[Element position data]
----
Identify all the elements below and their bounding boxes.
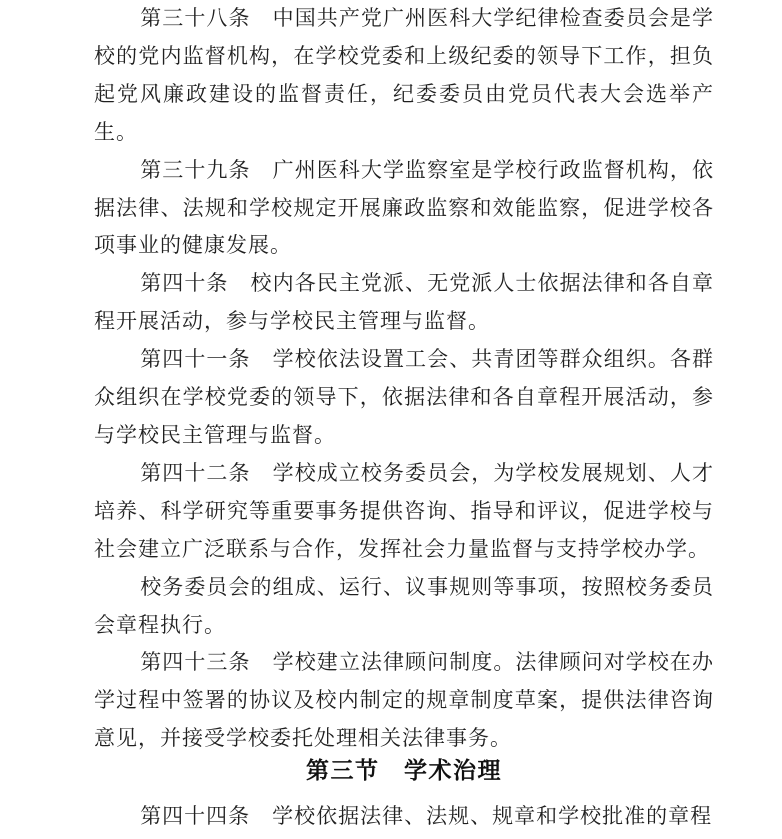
para-article-44: 第四十四条 学校依据法律、法规、规章和学校批准的章程 (94, 798, 714, 836)
para-article-41: 第四十一条 学校依法设置工会、共青团等群众组织。各群众组织在学校党委的领导下，依… (94, 341, 714, 455)
document-text-block: 第三十八条 中国共产党广州医科大学纪律检查委员会是学校的党内监督机构，在学校党委… (94, 0, 714, 836)
para-article-43: 第四十三条 学校建立法律顾问制度。法律顾问对学校在办学过程中签署的协议及校内制定… (94, 644, 714, 758)
para-article-42: 第四十二条 学校成立校务委员会，为学校发展规划、人才培养、科学研究等重要事务提供… (94, 455, 714, 569)
para-article-39: 第三十九条 广州医科大学监察室是学校行政监督机构，依据法律、法规和学校规定开展廉… (94, 152, 714, 266)
para-article-40: 第四十条 校内各民主党派、无党派人士依据法律和各自章程开展活动，参与学校民主管理… (94, 265, 714, 341)
document-page: 第三十八条 中国共产党广州医科大学纪律检查委员会是学校的党内监督机构，在学校党委… (0, 0, 782, 839)
para-committee-rules: 校务委员会的组成、运行、议事规则等事项，按照校务委员会章程执行。 (94, 569, 714, 645)
para-article-38: 第三十八条 中国共产党广州医科大学纪律检查委员会是学校的党内监督机构，在学校党委… (94, 0, 714, 152)
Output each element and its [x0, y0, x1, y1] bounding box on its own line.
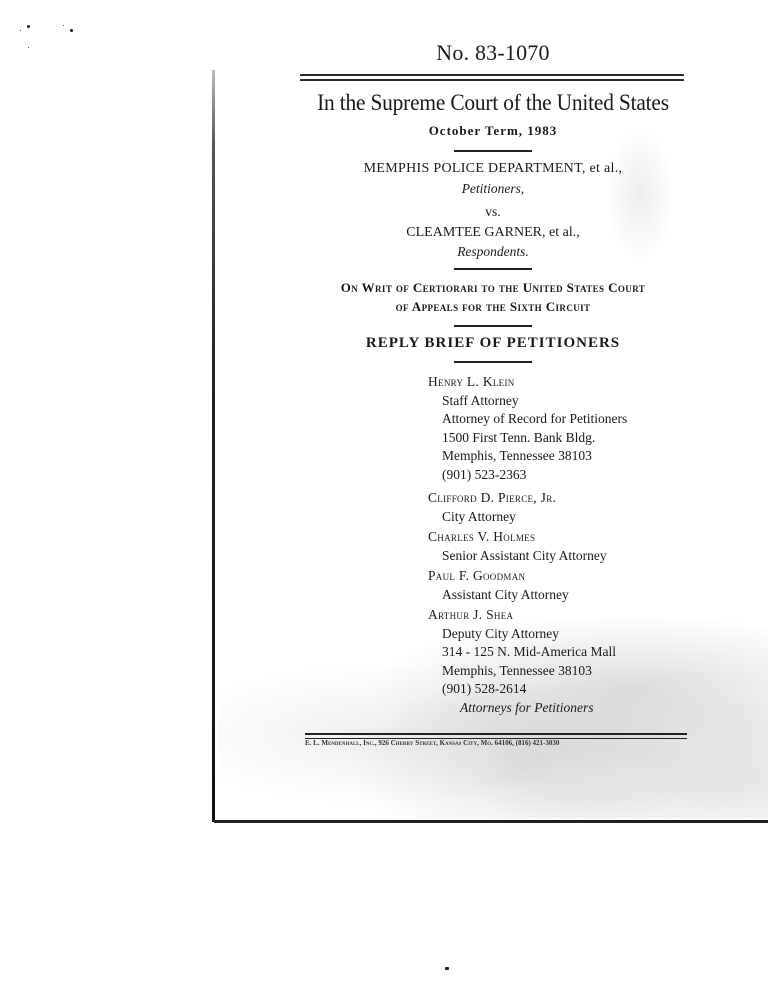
counsel-name: Arthur J. Shea: [428, 606, 616, 625]
court-term: October Term, 1983: [300, 123, 686, 139]
petitioner-role: Petitioners,: [300, 181, 686, 197]
docket-number: No. 83-1070: [0, 40, 768, 66]
counsel-block: Clifford D. Pierce, Jr. City Attorney: [428, 489, 556, 526]
counsel-line: 314 - 125 N. Mid-America Mall: [428, 643, 616, 662]
counsel-line: Memphis, Tennessee 38103: [428, 447, 627, 466]
counsel-phone: (901) 528-2614: [428, 680, 616, 699]
counsel-name: Charles V. Holmes: [428, 528, 607, 547]
scan-speck: [445, 967, 449, 970]
counsel-name: Henry L. Klein: [428, 373, 627, 392]
counsel-phone: (901) 523-2363: [428, 466, 627, 485]
counsel-block: Henry L. Klein Staff Attorney Attorney o…: [428, 373, 627, 484]
counsel-block: Paul F. Goodman Assistant City Attorney: [428, 567, 569, 604]
header-double-rule: [300, 74, 684, 76]
scan-speck: [20, 30, 21, 31]
counsel-line: 1500 First Tenn. Bank Bldg.: [428, 429, 627, 448]
section-rule: [454, 268, 532, 270]
section-rule: [454, 325, 532, 327]
counsel-line: Memphis, Tennessee 38103: [428, 662, 616, 681]
counsel-line: Attorney of Record for Petitioners: [428, 410, 627, 429]
counsel-block: Charles V. Holmes Senior Assistant City …: [428, 528, 607, 565]
brief-title: REPLY BRIEF OF PETITIONERS: [300, 335, 686, 352]
counsel-role: Attorneys for Petitioners: [428, 699, 616, 718]
petitioner-name: MEMPHIS POLICE DEPARTMENT, et al.,: [300, 161, 686, 177]
section-rule: [454, 361, 532, 363]
section-rule: [454, 150, 532, 152]
counsel-name: Clifford D. Pierce, Jr.: [428, 489, 556, 508]
counsel-line: Deputy City Attorney: [428, 625, 616, 644]
writ-line-1: On Writ of Certiorari to the United Stat…: [300, 280, 686, 296]
printer-footer: E. L. Mendenhall, Inc., 926 Cherry Stree…: [305, 739, 687, 747]
counsel-name: Paul F. Goodman: [428, 567, 569, 586]
scan-speck: [70, 29, 73, 32]
versus: vs.: [300, 204, 686, 220]
scan-speck: [27, 25, 30, 28]
page-border-bottom: [214, 820, 768, 823]
page-border-left: [212, 70, 215, 822]
footer-double-rule: [305, 733, 687, 735]
court-title: In the Supreme Court of the United State…: [314, 90, 673, 116]
counsel-block: Arthur J. Shea Deputy City Attorney 314 …: [428, 606, 616, 717]
writ-line-2: of Appeals for the Sixth Circuit: [300, 299, 686, 315]
counsel-line: Staff Attorney: [428, 392, 627, 411]
counsel-line: Assistant City Attorney: [428, 586, 569, 605]
scan-speck: [63, 25, 64, 26]
respondent-name: CLEAMTEE GARNER, et al.,: [300, 225, 686, 241]
counsel-line: Senior Assistant City Attorney: [428, 547, 607, 566]
counsel-line: City Attorney: [428, 508, 556, 527]
respondent-role: Respondents.: [300, 244, 686, 260]
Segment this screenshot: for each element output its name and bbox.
----
Exercise details
Copy the rows from the line with "para-article-44: 第四十四条 学校依据法律、法规、规章和学校批准的章程" to the line with "569, 714, 645)", renaming "document-text-block" to "text-region" and leaving everything else untouched.

Written reply
para-article-44: 第四十四条 学校依据法律、法规、规章和学校批准的章程 (94, 798, 714, 836)
para-article-41: 第四十一条 学校依法设置工会、共青团等群众组织。各群众组织在学校党委的领导下，依… (94, 341, 714, 455)
text-region: 第三十八条 中国共产党广州医科大学纪律检查委员会是学校的党内监督机构，在学校党委… (94, 0, 714, 836)
para-article-43: 第四十三条 学校建立法律顾问制度。法律顾问对学校在办学过程中签署的协议及校内制定… (94, 644, 714, 758)
para-article-42: 第四十二条 学校成立校务委员会，为学校发展规划、人才培养、科学研究等重要事务提供… (94, 455, 714, 569)
para-article-39: 第三十九条 广州医科大学监察室是学校行政监督机构，依据法律、法规和学校规定开展廉… (94, 152, 714, 266)
para-article-40: 第四十条 校内各民主党派、无党派人士依据法律和各自章程开展活动，参与学校民主管理… (94, 265, 714, 341)
document-page: 第三十八条 中国共产党广州医科大学纪律检查委员会是学校的党内监督机构，在学校党委… (0, 0, 782, 839)
para-committee-rules: 校务委员会的组成、运行、议事规则等事项，按照校务委员会章程执行。 (94, 569, 714, 645)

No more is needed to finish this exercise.